Dataset entries:
/---
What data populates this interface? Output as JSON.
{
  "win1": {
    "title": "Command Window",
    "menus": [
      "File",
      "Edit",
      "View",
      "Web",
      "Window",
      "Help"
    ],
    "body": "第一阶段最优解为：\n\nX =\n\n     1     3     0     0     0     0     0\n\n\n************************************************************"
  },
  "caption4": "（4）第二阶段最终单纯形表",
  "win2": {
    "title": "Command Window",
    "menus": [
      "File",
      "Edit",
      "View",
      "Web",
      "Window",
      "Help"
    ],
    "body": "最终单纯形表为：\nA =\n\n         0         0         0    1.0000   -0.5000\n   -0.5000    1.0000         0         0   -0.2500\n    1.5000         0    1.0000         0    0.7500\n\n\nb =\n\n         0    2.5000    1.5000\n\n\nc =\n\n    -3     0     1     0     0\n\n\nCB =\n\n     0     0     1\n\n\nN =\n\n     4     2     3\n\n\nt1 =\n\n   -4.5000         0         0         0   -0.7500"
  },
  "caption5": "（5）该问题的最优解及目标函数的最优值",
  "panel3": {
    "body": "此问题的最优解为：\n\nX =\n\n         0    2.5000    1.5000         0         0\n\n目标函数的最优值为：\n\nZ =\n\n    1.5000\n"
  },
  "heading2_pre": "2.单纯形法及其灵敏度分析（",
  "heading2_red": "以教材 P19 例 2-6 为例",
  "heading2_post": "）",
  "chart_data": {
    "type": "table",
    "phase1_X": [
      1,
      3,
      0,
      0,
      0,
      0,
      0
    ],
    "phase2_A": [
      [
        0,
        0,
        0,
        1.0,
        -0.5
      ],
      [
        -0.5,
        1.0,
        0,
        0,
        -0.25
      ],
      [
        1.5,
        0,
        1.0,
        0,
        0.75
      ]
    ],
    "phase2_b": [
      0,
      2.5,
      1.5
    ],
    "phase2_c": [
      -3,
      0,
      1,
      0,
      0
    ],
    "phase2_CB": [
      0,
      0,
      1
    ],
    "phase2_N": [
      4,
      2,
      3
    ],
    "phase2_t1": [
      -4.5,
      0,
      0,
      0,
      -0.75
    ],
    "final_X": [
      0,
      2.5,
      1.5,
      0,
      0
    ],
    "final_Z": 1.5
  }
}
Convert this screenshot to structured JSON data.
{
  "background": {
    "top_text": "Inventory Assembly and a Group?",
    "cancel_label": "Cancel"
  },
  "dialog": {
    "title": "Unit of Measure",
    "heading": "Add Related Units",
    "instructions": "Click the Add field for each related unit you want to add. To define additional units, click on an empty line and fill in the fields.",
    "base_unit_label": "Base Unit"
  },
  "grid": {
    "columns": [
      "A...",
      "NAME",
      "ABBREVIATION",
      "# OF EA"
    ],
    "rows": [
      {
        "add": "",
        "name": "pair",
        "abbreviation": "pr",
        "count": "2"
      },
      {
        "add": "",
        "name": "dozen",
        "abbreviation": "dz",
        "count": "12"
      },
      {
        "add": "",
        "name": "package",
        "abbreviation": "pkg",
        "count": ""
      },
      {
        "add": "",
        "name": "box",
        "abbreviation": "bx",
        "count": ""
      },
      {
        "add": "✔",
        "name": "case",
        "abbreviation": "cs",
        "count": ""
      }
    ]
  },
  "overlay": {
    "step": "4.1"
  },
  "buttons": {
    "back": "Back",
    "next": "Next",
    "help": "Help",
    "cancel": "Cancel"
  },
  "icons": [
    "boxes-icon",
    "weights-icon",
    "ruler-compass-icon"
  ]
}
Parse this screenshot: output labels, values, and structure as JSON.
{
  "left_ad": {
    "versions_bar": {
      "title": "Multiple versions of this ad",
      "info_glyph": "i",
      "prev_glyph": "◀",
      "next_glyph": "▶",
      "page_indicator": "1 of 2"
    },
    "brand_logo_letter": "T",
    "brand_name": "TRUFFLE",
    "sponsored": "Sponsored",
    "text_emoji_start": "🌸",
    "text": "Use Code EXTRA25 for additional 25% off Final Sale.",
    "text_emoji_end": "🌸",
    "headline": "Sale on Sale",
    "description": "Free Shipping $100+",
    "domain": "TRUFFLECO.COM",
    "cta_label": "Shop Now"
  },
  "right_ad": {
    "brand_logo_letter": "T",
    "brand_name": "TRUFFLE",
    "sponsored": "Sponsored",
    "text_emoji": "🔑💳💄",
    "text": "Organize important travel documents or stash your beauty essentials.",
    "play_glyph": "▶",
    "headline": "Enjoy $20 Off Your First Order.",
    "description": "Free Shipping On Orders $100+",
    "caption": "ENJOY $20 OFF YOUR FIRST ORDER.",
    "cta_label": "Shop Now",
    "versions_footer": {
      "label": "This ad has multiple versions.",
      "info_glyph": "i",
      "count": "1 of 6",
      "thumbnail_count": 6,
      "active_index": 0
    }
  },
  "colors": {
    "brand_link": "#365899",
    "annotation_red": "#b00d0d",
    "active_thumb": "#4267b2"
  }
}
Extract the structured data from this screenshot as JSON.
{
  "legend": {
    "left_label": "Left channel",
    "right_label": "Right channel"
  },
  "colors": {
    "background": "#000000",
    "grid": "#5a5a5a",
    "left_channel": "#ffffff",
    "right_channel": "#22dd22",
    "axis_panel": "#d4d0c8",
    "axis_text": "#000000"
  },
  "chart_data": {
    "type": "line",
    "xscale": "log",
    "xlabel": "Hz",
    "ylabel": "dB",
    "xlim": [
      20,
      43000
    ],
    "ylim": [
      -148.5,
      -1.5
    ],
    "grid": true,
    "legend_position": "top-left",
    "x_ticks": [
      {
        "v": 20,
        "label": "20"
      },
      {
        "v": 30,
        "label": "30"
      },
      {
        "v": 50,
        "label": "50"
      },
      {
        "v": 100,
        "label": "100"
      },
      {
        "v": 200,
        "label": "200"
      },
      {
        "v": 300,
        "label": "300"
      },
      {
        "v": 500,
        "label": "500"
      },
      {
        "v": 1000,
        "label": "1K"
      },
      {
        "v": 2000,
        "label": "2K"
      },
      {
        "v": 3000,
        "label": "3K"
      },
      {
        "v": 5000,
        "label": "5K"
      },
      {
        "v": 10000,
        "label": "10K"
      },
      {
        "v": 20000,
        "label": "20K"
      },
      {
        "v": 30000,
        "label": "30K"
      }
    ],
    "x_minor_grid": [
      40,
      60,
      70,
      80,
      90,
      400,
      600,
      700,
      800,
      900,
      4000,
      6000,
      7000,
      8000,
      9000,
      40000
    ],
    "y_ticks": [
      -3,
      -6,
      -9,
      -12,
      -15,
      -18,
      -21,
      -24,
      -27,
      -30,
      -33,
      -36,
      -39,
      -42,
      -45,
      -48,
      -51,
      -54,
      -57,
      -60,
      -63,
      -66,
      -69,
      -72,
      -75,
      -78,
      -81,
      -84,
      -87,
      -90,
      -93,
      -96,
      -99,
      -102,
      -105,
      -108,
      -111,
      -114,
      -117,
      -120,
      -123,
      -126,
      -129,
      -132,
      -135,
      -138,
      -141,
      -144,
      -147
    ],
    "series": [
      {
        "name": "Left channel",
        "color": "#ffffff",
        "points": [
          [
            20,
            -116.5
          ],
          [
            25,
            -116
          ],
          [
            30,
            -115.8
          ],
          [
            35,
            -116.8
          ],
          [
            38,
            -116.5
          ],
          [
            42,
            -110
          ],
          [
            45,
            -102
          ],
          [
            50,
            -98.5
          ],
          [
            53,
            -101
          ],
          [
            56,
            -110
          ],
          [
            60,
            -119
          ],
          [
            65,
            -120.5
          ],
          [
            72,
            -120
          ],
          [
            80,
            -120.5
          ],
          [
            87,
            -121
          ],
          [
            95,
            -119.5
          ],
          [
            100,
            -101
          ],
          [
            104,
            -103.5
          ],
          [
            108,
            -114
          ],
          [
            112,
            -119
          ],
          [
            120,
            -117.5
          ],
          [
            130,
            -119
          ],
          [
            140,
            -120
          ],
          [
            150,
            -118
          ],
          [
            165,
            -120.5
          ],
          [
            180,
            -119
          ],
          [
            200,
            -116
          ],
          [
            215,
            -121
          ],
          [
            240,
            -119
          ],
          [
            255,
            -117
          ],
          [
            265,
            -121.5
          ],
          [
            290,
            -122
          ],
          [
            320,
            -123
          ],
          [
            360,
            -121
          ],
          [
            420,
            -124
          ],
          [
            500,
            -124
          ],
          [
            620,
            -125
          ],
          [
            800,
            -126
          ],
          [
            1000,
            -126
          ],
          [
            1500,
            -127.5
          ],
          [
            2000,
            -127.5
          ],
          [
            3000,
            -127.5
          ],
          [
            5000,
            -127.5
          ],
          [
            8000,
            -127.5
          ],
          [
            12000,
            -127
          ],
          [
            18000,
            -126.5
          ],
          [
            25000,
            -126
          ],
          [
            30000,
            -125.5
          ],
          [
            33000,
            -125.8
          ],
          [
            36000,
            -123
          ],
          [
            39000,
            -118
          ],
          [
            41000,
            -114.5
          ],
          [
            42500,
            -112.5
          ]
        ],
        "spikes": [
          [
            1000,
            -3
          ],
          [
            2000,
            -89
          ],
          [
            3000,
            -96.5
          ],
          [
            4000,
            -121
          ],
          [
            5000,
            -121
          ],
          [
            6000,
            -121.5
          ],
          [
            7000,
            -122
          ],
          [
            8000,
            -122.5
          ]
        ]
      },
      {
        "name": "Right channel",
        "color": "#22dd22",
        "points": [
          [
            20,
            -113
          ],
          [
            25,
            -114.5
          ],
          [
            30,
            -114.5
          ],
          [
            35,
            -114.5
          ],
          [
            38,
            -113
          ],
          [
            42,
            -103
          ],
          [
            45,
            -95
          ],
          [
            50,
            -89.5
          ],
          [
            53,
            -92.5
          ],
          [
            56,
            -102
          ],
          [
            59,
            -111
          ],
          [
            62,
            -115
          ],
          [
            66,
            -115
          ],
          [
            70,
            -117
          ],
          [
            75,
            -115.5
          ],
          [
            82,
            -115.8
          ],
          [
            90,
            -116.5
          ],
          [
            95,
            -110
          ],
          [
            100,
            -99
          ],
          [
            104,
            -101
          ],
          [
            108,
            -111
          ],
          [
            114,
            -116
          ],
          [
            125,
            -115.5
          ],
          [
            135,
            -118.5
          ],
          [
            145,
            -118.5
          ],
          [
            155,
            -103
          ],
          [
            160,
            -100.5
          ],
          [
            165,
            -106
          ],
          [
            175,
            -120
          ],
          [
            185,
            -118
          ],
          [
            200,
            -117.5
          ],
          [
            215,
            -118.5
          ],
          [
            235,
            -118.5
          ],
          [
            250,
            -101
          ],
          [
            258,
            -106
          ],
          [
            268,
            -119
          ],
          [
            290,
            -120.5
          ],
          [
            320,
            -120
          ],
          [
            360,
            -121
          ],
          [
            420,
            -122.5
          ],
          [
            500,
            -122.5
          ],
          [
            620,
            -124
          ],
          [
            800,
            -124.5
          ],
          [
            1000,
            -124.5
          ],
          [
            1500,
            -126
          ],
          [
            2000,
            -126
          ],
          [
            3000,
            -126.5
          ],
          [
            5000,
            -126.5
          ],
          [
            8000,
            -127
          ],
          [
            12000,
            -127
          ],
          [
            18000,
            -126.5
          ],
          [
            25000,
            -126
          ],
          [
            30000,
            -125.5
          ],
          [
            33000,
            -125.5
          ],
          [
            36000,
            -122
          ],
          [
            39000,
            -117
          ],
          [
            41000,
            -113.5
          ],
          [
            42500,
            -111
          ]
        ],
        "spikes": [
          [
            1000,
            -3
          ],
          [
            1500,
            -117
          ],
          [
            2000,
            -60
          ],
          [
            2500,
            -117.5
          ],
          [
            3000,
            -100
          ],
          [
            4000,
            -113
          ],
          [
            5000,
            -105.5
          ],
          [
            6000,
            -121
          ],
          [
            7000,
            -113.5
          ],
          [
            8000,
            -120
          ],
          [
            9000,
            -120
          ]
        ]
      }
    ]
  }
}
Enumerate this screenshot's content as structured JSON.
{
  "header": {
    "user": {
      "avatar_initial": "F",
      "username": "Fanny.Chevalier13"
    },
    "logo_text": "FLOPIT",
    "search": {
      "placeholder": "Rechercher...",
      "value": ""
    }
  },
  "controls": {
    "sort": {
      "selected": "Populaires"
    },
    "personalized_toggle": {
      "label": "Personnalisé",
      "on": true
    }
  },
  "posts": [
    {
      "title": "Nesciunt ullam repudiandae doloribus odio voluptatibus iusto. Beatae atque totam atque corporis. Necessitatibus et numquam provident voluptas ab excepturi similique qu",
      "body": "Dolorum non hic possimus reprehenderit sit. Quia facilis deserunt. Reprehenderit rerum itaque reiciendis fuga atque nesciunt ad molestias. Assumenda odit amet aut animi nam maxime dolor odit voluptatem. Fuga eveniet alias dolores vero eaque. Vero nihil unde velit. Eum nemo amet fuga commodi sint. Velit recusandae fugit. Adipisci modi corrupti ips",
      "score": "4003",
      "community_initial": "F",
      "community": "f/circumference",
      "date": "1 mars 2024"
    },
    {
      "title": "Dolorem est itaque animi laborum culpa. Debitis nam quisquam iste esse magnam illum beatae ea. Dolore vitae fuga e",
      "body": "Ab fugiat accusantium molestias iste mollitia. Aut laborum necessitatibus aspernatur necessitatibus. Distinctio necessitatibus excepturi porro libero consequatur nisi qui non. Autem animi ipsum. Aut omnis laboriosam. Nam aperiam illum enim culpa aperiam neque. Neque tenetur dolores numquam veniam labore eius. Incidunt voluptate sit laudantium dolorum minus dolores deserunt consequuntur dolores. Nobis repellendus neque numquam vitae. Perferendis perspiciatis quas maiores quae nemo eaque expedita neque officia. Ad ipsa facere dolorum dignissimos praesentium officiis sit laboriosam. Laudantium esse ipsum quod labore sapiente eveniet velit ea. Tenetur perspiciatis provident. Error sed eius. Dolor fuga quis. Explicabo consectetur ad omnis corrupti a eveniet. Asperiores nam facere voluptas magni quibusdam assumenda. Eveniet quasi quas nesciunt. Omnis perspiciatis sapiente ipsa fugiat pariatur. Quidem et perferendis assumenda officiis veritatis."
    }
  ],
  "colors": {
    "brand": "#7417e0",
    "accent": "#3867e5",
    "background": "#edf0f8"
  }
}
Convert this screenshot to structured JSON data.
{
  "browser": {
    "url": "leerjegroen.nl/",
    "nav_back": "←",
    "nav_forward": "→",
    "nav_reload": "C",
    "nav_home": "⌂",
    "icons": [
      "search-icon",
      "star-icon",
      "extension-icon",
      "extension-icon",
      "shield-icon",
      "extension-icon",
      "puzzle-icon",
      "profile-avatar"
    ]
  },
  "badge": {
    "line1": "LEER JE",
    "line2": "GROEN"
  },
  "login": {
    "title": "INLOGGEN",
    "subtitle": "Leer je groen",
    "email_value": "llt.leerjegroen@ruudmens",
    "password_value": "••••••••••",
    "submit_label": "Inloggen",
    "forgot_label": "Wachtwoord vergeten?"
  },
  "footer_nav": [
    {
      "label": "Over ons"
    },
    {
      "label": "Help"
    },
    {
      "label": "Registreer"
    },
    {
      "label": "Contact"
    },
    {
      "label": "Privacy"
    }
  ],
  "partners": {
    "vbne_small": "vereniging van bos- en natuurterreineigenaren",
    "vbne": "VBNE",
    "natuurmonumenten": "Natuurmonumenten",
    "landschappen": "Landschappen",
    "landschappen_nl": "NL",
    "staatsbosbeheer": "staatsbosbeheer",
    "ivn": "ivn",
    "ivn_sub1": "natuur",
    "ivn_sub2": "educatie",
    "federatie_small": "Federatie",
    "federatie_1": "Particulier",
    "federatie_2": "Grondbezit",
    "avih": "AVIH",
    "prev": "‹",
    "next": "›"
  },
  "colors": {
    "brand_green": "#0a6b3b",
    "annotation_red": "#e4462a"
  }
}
\---
How many lines in these records hold the string "itaque"? Reply with the number alone.

RESULT OF THIS TASK: 2